[Figure content listings]

[start]

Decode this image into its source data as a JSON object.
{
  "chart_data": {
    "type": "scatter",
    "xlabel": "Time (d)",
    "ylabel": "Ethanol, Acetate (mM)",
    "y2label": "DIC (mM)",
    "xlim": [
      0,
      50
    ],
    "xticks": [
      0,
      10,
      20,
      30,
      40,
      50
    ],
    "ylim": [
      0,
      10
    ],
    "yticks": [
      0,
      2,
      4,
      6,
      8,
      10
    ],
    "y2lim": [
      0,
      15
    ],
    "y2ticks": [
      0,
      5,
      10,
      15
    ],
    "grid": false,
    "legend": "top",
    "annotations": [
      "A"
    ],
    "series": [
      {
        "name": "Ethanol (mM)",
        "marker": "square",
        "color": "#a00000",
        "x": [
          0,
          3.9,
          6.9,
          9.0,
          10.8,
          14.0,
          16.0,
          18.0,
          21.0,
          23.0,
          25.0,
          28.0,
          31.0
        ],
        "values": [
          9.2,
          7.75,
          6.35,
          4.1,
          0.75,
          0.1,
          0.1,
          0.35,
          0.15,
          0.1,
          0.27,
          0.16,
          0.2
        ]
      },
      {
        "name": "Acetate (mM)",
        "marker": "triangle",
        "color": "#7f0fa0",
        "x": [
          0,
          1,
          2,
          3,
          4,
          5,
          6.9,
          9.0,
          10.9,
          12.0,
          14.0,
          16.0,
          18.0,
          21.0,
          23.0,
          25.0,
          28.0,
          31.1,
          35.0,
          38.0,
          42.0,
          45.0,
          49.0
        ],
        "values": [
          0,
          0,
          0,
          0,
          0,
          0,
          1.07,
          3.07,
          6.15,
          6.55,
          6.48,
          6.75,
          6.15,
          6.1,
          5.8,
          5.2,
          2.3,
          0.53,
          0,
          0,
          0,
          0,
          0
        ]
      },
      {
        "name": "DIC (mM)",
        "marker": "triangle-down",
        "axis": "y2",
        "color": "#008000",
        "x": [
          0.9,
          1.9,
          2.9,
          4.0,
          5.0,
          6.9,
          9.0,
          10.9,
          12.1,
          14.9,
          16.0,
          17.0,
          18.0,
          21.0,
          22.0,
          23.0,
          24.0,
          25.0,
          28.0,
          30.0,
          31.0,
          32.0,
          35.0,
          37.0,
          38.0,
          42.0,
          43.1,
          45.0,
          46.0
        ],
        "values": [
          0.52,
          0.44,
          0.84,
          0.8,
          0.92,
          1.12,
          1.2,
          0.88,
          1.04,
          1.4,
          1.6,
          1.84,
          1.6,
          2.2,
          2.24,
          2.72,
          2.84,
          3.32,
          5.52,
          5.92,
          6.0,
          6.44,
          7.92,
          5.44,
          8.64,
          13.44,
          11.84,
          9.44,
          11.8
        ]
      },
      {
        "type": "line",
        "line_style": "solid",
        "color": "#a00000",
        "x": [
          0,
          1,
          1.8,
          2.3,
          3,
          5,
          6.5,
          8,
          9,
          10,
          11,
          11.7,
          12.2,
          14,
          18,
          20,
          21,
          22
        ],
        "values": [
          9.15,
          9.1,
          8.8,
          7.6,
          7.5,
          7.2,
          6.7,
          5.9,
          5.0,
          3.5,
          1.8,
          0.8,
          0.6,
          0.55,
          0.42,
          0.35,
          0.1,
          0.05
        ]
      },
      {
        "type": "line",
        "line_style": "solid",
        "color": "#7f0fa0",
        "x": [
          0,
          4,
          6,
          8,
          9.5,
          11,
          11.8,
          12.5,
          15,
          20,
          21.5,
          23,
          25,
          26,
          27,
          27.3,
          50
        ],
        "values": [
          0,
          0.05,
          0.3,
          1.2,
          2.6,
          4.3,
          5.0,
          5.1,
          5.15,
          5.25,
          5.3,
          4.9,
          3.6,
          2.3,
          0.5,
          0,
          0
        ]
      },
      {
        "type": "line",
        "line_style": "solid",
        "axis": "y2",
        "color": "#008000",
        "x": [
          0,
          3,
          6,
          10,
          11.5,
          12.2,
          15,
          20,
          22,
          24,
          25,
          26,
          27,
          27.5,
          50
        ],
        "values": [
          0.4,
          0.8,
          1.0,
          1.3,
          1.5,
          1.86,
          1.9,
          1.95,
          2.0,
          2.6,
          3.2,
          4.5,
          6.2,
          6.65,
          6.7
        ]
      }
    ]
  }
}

[end]

Make a copy of each line that contains the string "marker".

        "marker": "square",
        "marker": "triangle",
        "marker": "triangle-down",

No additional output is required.